*JOB*
Return all of the entries exactly as written.

Data items:
· · · ·
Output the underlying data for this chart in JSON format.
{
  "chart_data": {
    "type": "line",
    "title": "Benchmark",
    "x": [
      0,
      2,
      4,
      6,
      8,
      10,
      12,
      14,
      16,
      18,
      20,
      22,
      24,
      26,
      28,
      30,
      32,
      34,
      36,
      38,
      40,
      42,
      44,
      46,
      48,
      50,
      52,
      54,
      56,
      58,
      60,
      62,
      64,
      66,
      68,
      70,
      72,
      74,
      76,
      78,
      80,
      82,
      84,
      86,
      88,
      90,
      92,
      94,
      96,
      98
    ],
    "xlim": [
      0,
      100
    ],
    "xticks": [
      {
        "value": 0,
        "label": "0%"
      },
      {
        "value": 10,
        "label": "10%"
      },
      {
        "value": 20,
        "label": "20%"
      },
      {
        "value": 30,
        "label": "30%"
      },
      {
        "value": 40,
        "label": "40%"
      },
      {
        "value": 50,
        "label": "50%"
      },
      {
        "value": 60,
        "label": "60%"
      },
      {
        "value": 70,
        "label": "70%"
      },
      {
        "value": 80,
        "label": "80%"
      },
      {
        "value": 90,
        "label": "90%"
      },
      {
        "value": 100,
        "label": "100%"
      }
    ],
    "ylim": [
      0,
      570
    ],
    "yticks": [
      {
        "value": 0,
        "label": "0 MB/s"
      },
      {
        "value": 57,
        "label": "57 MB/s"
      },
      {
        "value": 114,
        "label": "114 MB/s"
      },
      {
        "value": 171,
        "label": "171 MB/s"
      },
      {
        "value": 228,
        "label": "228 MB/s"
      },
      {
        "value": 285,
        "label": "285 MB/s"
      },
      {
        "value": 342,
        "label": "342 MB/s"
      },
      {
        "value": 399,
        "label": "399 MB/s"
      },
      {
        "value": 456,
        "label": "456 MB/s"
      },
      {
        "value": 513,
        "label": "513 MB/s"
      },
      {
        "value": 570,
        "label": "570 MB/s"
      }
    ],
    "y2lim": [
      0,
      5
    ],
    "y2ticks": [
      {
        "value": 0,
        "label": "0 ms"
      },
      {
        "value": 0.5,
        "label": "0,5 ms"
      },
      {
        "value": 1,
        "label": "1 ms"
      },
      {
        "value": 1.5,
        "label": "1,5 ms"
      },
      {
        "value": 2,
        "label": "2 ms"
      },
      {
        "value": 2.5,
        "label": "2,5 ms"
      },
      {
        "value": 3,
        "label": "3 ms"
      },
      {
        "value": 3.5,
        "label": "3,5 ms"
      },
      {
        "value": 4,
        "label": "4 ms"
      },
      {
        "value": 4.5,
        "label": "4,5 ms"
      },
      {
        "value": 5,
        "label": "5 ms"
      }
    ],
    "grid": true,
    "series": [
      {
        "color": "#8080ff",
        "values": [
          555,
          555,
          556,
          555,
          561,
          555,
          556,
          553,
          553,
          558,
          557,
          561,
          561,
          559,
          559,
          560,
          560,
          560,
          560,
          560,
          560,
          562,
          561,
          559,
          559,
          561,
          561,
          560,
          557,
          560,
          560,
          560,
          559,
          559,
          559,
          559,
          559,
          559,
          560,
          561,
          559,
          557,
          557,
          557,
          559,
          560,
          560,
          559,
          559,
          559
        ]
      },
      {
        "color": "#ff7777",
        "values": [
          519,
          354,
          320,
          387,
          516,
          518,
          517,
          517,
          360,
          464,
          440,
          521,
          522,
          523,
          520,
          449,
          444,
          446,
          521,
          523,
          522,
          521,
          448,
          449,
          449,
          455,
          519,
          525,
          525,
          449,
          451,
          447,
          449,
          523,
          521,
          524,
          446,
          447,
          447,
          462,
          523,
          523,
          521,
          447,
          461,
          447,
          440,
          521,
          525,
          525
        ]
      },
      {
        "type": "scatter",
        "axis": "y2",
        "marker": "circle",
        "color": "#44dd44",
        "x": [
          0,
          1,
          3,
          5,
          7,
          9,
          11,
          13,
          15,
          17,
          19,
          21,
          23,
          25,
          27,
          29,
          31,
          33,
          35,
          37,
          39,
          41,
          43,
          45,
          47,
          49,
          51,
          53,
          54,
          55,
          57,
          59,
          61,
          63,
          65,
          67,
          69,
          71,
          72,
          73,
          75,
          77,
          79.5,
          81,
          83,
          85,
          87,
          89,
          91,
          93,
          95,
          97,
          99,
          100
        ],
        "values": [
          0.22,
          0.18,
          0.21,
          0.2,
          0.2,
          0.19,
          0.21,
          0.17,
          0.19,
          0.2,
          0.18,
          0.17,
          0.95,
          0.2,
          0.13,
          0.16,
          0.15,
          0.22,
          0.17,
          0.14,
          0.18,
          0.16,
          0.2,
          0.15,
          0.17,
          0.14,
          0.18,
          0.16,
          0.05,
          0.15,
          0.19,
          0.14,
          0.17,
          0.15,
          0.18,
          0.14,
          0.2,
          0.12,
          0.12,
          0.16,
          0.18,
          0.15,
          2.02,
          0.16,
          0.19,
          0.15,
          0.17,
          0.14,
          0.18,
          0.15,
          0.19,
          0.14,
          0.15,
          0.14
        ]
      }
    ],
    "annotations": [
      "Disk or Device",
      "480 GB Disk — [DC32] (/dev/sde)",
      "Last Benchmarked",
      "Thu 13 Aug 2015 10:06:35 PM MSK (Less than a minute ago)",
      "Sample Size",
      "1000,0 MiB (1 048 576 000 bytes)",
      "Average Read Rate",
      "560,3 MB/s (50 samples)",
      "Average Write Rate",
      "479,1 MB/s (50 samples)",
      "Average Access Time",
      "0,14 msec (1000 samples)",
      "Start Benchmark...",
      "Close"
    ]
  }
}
· · · ·
*EXERCISE OUTPUT*
Output the underlying data for this chart in JSON format.
{
  "chart_data": {
    "type": "line",
    "title": "Benchmark",
    "x": [
      0,
      2,
      4,
      6,
      8,
      10,
      12,
      14,
      16,
      18,
      20,
      22,
      24,
      26,
      28,
      30,
      32,
      34,
      36,
      38,
      40,
      42,
      44,
      46,
      48,
      50,
      52,
      54,
      56,
      58,
      60,
      62,
      64,
      66,
      68,
      70,
      72,
      74,
      76,
      78,
      80,
      82,
      84,
      86,
      88,
      90,
      92,
      94,
      96,
      98
    ],
    "xlim": [
      0,
      100
    ],
    "xticks": [
      {
        "value": 0,
        "label": "0%"
      },
      {
        "value": 10,
        "label": "10%"
      },
      {
        "value": 20,
        "label": "20%"
      },
      {
        "value": 30,
        "label": "30%"
      },
      {
        "value": 40,
        "label": "40%"
      },
      {
        "value": 50,
        "label": "50%"
      },
      {
        "value": 60,
        "label": "60%"
      },
      {
        "value": 70,
        "label": "70%"
      },
      {
        "value": 80,
        "label": "80%"
      },
      {
        "value": 90,
        "label": "90%"
      },
      {
        "value": 100,
        "label": "100%"
      }
    ],
    "ylim": [
      0,
      570
    ],
    "yticks": [
      {
        "value": 0,
        "label": "0 MB/s"
      },
      {
        "value": 57,
        "label": "57 MB/s"
      },
      {
        "value": 114,
        "label": "114 MB/s"
      },
      {
        "value": 171,
        "label": "171 MB/s"
      },
      {
        "value": 228,
        "label": "228 MB/s"
      },
      {
        "value": 285,
        "label": "285 MB/s"
      },
      {
        "value": 342,
        "label": "342 MB/s"
      },
      {
        "value": 399,
        "label": "399 MB/s"
      },
      {
        "value": 456,
        "label": "456 MB/s"
      },
      {
        "value": 513,
        "label": "513 MB/s"
      },
      {
        "value": 570,
        "label": "570 MB/s"
      }
    ],
    "y2lim": [
      0,
      5
    ],
    "y2ticks": [
      {
        "value": 0,
        "label": "0 ms"
      },
      {
        "value": 0.5,
        "label": "0,5 ms"
      },
      {
        "value": 1,
        "label": "1 ms"
      },
      {
        "value": 1.5,
        "label": "1,5 ms"
      },
      {
        "value": 2,
        "label": "2 ms"
      },
      {
        "value": 2.5,
        "label": "2,5 ms"
      },
      {
        "value": 3,
        "label": "3 ms"
      },
      {
        "value": 3.5,
        "label": "3,5 ms"
      },
      {
        "value": 4,
        "label": "4 ms"
      },
      {
        "value": 4.5,
        "label": "4,5 ms"
      },
      {
        "value": 5,
        "label": "5 ms"
      }
    ],
    "grid": true,
    "series": [
      {
        "color": "#8080ff",
        "values": [
          555,
          555,
          556,
          555,
          561,
          555,
          556,
          553,
          553,
          558,
          557,
          561,
          561,
          559,
          559,
          560,
          560,
          560,
          560,
          560,
          560,
          562,
          561,
          559,
          559,
          561,
          561,
          560,
          557,
          560,
          560,
          560,
          559,
          559,
          559,
          559,
          559,
          559,
          560,
          561,
          559,
          557,
          557,
          557,
          559,
          560,
          560,
          559,
          559,
          559
        ]
      },
      {
        "color": "#ff7777",
        "values": [
          519,
          354,
          320,
          387,
          516,
          518,
          517,
          517,
          360,
          464,
          440,
          521,
          522,
          523,
          520,
          449,
          444,
          446,
          521,
          523,
          522,
          521,
          448,
          449,
          449,
          455,
          519,
          525,
          525,
          449,
          451,
          447,
          449,
          523,
          521,
          524,
          446,
          447,
          447,
          462,
          523,
          523,
          521,
          447,
          461,
          447,
          440,
          521,
          525,
          525
        ]
      },
      {
        "type": "scatter",
        "axis": "y2",
        "marker": "circle",
        "color": "#44dd44",
        "x": [
          0,
          1,
          3,
          5,
          7,
          9,
          11,
          13,
          15,
          17,
          19,
          21,
          23,
          25,
          27,
          29,
          31,
          33,
          35,
          37,
          39,
          41,
          43,
          45,
          47,
          49,
          51,
          53,
          54,
          55,
          57,
          59,
          61,
          63,
          65,
          67,
          69,
          71,
          72,
          73,
          75,
          77,
          79.5,
          81,
          83,
          85,
          87,
          89,
          91,
          93,
          95,
          97,
          99,
          100
        ],
        "values": [
          0.22,
          0.18,
          0.21,
          0.2,
          0.2,
          0.19,
          0.21,
          0.17,
          0.19,
          0.2,
          0.18,
          0.17,
          0.95,
          0.2,
          0.13,
          0.16,
          0.15,
          0.22,
          0.17,
          0.14,
          0.18,
          0.16,
          0.2,
          0.15,
          0.17,
          0.14,
          0.18,
          0.16,
          0.05,
          0.15,
          0.19,
          0.14,
          0.17,
          0.15,
          0.18,
          0.14,
          0.2,
          0.12,
          0.12,
          0.16,
          0.18,
          0.15,
          2.02,
          0.16,
          0.19,
          0.15,
          0.17,
          0.14,
          0.18,
          0.15,
          0.19,
          0.14,
          0.15,
          0.14
        ]
      }
    ],
    "annotations": [
      "Disk or Device",
      "480 GB Disk — [DC32] (/dev/sde)",
      "Last Benchmarked",
      "Thu 13 Aug 2015 10:06:35 PM MSK (Less than a minute ago)",
      "Sample Size",
      "1000,0 MiB (1 048 576 000 bytes)",
      "Average Read Rate",
      "560,3 MB/s (50 samples)",
      "Average Write Rate",
      "479,1 MB/s (50 samples)",
      "Average Access Time",
      "0,14 msec (1000 samples)",
      "Start Benchmark...",
      "Close"
    ]
  }
}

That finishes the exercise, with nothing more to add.